● Task inputs
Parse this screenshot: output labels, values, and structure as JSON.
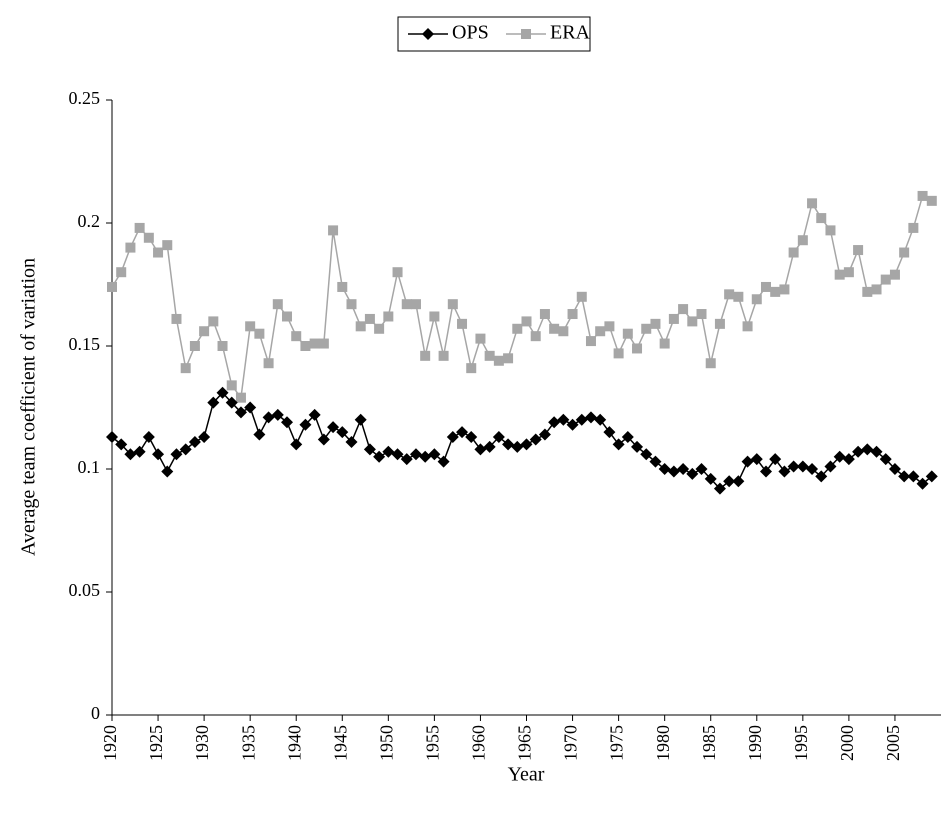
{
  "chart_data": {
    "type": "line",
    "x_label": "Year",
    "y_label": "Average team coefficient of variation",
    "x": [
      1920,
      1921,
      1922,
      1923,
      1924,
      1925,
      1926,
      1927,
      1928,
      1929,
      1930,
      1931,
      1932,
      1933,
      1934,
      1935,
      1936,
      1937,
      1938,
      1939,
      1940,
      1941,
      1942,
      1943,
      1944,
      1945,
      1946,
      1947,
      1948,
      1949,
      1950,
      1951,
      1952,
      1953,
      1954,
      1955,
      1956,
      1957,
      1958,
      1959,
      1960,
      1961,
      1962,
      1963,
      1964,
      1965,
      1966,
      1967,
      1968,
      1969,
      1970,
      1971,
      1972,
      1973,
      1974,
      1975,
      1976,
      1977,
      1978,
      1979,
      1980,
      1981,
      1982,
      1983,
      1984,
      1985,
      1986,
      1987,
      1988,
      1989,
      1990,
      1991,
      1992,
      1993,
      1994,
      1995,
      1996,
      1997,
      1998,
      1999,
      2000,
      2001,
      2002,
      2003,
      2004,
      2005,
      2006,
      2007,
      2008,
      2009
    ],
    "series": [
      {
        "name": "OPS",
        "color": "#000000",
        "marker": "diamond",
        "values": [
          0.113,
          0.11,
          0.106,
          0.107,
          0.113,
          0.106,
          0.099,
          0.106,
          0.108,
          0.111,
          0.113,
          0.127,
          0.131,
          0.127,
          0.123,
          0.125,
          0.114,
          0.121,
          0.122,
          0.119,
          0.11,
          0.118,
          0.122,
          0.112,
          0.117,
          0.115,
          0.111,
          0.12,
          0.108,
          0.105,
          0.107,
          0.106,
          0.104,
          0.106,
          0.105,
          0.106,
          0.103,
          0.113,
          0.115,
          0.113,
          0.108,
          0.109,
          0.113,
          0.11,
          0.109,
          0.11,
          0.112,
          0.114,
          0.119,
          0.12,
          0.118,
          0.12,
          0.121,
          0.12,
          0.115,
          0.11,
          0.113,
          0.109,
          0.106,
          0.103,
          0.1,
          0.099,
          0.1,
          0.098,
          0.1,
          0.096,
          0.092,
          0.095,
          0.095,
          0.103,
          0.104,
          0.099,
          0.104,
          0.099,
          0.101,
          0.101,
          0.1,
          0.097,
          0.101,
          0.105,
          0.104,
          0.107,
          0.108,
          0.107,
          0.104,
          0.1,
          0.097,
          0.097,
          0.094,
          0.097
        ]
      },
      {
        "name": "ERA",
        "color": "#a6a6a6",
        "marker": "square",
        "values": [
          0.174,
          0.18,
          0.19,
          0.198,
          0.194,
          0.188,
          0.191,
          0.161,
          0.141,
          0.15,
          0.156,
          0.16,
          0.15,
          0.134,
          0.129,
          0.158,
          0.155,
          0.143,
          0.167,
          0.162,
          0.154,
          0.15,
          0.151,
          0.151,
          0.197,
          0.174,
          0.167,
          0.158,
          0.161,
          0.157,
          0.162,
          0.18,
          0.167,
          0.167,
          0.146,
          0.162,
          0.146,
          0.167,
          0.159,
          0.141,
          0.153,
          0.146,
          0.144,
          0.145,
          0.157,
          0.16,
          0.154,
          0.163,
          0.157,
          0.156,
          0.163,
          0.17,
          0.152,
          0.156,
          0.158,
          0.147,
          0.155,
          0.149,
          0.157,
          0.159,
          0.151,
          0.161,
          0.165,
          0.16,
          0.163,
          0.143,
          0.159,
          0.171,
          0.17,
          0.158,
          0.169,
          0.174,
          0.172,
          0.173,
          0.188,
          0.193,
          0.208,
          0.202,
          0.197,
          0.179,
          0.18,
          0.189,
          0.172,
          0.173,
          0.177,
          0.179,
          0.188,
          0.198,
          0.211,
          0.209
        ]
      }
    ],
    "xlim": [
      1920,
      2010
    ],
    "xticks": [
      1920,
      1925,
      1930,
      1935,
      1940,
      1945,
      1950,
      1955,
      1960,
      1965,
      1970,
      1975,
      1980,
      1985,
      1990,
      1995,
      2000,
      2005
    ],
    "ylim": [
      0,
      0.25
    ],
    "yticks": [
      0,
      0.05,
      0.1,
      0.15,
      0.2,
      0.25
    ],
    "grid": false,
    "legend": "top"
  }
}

● Problem requirements
Quote every record above exactly, leaving out the pictures.

● Written solution
Parse this screenshot: output labels, values, and structure as JSON.
{
  "chart_data": {
    "type": "line",
    "x_label": "Year",
    "y_label": "Average team coefficient of variation",
    "x": [
      1920,
      1921,
      1922,
      1923,
      1924,
      1925,
      1926,
      1927,
      1928,
      1929,
      1930,
      1931,
      1932,
      1933,
      1934,
      1935,
      1936,
      1937,
      1938,
      1939,
      1940,
      1941,
      1942,
      1943,
      1944,
      1945,
      1946,
      1947,
      1948,
      1949,
      1950,
      1951,
      1952,
      1953,
      1954,
      1955,
      1956,
      1957,
      1958,
      1959,
      1960,
      1961,
      1962,
      1963,
      1964,
      1965,
      1966,
      1967,
      1968,
      1969,
      1970,
      1971,
      1972,
      1973,
      1974,
      1975,
      1976,
      1977,
      1978,
      1979,
      1980,
      1981,
      1982,
      1983,
      1984,
      1985,
      1986,
      1987,
      1988,
      1989,
      1990,
      1991,
      1992,
      1993,
      1994,
      1995,
      1996,
      1997,
      1998,
      1999,
      2000,
      2001,
      2002,
      2003,
      2004,
      2005,
      2006,
      2007,
      2008,
      2009
    ],
    "series": [
      {
        "name": "OPS",
        "color": "#000000",
        "marker": "diamond",
        "values": [
          0.113,
          0.11,
          0.106,
          0.107,
          0.113,
          0.106,
          0.099,
          0.106,
          0.108,
          0.111,
          0.113,
          0.127,
          0.131,
          0.127,
          0.123,
          0.125,
          0.114,
          0.121,
          0.122,
          0.119,
          0.11,
          0.118,
          0.122,
          0.112,
          0.117,
          0.115,
          0.111,
          0.12,
          0.108,
          0.105,
          0.107,
          0.106,
          0.104,
          0.106,
          0.105,
          0.106,
          0.103,
          0.113,
          0.115,
          0.113,
          0.108,
          0.109,
          0.113,
          0.11,
          0.109,
          0.11,
          0.112,
          0.114,
          0.119,
          0.12,
          0.118,
          0.12,
          0.121,
          0.12,
          0.115,
          0.11,
          0.113,
          0.109,
          0.106,
          0.103,
          0.1,
          0.099,
          0.1,
          0.098,
          0.1,
          0.096,
          0.092,
          0.095,
          0.095,
          0.103,
          0.104,
          0.099,
          0.104,
          0.099,
          0.101,
          0.101,
          0.1,
          0.097,
          0.101,
          0.105,
          0.104,
          0.107,
          0.108,
          0.107,
          0.104,
          0.1,
          0.097,
          0.097,
          0.094,
          0.097
        ]
      },
      {
        "name": "ERA",
        "color": "#a6a6a6",
        "marker": "square",
        "values": [
          0.174,
          0.18,
          0.19,
          0.198,
          0.194,
          0.188,
          0.191,
          0.161,
          0.141,
          0.15,
          0.156,
          0.16,
          0.15,
          0.134,
          0.129,
          0.158,
          0.155,
          0.143,
          0.167,
          0.162,
          0.154,
          0.15,
          0.151,
          0.151,
          0.197,
          0.174,
          0.167,
          0.158,
          0.161,
          0.157,
          0.162,
          0.18,
          0.167,
          0.167,
          0.146,
          0.162,
          0.146,
          0.167,
          0.159,
          0.141,
          0.153,
          0.146,
          0.144,
          0.145,
          0.157,
          0.16,
          0.154,
          0.163,
          0.157,
          0.156,
          0.163,
          0.17,
          0.152,
          0.156,
          0.158,
          0.147,
          0.155,
          0.149,
          0.157,
          0.159,
          0.151,
          0.161,
          0.165,
          0.16,
          0.163,
          0.143,
          0.159,
          0.171,
          0.17,
          0.158,
          0.169,
          0.174,
          0.172,
          0.173,
          0.188,
          0.193,
          0.208,
          0.202,
          0.197,
          0.179,
          0.18,
          0.189,
          0.172,
          0.173,
          0.177,
          0.179,
          0.188,
          0.198,
          0.211,
          0.209
        ]
      }
    ],
    "xlim": [
      1920,
      2010
    ],
    "xticks": [
      1920,
      1925,
      1930,
      1935,
      1940,
      1945,
      1950,
      1955,
      1960,
      1965,
      1970,
      1975,
      1980,
      1985,
      1990,
      1995,
      2000,
      2005
    ],
    "ylim": [
      0,
      0.25
    ],
    "yticks": [
      0,
      0.05,
      0.1,
      0.15,
      0.2,
      0.25
    ],
    "grid": false,
    "legend": "top"
  }
}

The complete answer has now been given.